Figure collection entries:
———
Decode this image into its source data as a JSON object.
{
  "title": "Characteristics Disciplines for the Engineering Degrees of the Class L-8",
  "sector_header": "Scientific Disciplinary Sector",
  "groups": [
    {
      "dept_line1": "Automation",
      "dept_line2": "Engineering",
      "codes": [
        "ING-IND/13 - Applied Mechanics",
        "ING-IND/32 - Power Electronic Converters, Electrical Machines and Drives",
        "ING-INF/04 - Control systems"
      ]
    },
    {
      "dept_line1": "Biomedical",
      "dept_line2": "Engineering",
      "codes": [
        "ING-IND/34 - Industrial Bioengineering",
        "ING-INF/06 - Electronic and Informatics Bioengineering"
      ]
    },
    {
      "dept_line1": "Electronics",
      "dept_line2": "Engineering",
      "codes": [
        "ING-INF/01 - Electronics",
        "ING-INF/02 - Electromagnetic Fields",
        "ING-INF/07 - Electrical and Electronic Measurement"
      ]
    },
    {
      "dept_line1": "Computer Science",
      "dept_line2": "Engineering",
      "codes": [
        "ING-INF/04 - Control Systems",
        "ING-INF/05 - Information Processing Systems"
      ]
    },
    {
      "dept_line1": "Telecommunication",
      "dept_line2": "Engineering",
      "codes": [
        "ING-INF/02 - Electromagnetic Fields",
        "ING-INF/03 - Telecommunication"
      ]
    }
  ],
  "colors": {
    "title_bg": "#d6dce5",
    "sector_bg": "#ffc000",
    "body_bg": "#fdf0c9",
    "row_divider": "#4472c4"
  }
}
———
Output each entry precisely as given.

| In response |
Decode this image into its source data as a JSON object.
{
  "title": "Characteristics Disciplines for the Engineering Degrees of the Class L-8",
  "sector_header": "Scientific Disciplinary Sector",
  "groups": [
    {
      "dept_line1": "Automation",
      "dept_line2": "Engineering",
      "codes": [
        "ING-IND/13 - Applied Mechanics",
        "ING-IND/32 - Power Electronic Converters, Electrical Machines and Drives",
        "ING-INF/04 - Control systems"
      ]
    },
    {
      "dept_line1": "Biomedical",
      "dept_line2": "Engineering",
      "codes": [
        "ING-IND/34 - Industrial Bioengineering",
        "ING-INF/06 - Electronic and Informatics Bioengineering"
      ]
    },
    {
      "dept_line1": "Electronics",
      "dept_line2": "Engineering",
      "codes": [
        "ING-INF/01 - Electronics",
        "ING-INF/02 - Electromagnetic Fields",
        "ING-INF/07 - Electrical and Electronic Measurement"
      ]
    },
    {
      "dept_line1": "Computer Science",
      "dept_line2": "Engineering",
      "codes": [
        "ING-INF/04 - Control Systems",
        "ING-INF/05 - Information Processing Systems"
      ]
    },
    {
      "dept_line1": "Telecommunication",
      "dept_line2": "Engineering",
      "codes": [
        "ING-INF/02 - Electromagnetic Fields",
        "ING-INF/03 - Telecommunication"
      ]
    }
  ],
  "colors": {
    "title_bg": "#d6dce5",
    "sector_bg": "#ffc000",
    "body_bg": "#fdf0c9",
    "row_divider": "#4472c4"
  }
}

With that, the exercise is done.